• **TASK REQUIREMENTS**
Review the listing and copy each line that holds the word "this".
#####
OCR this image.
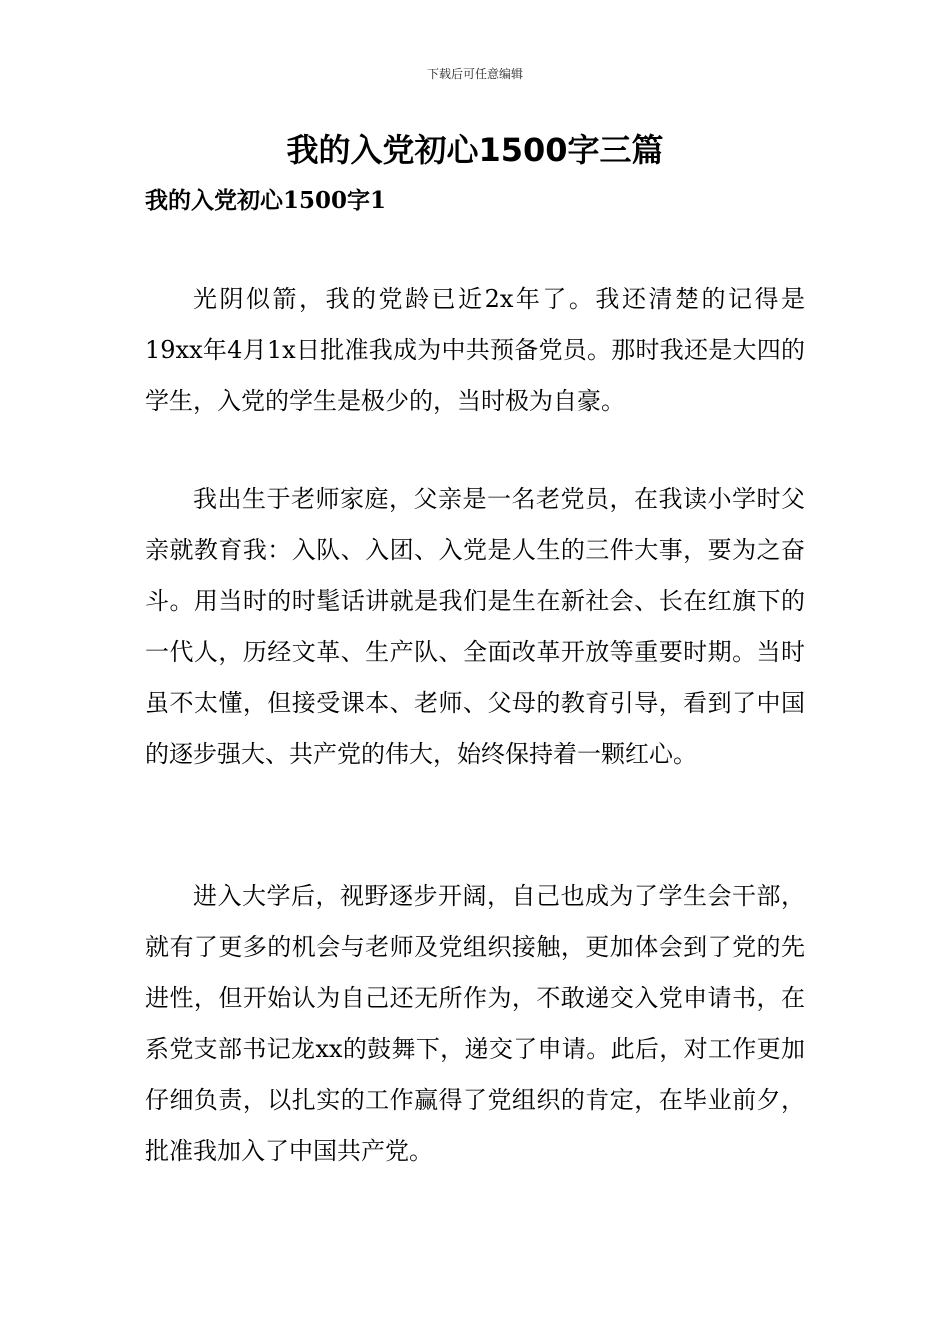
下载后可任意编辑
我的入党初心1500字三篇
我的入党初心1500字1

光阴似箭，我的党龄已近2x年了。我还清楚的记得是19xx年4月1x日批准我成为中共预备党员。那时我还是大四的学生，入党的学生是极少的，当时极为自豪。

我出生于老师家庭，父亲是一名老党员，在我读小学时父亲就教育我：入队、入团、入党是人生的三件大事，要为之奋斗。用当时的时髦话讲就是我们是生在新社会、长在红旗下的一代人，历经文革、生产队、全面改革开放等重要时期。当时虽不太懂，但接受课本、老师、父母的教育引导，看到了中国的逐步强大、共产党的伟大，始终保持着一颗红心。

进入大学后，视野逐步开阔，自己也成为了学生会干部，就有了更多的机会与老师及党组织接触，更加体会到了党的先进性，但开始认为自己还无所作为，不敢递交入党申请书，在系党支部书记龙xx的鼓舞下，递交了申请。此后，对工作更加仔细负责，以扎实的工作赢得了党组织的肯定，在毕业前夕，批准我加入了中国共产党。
#####
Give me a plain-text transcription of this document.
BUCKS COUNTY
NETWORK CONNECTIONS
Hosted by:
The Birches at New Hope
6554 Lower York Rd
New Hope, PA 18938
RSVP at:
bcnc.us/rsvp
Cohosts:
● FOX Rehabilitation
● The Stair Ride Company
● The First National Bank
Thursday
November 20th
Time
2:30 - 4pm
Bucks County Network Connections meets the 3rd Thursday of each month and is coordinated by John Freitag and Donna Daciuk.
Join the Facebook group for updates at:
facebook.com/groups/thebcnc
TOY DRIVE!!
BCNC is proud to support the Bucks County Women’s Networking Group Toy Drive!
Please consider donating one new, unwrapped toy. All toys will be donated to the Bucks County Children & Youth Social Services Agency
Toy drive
#####
• **ANSWER FOR THE TASK**
OCR this image.
Give me a plain-text transcription of this document.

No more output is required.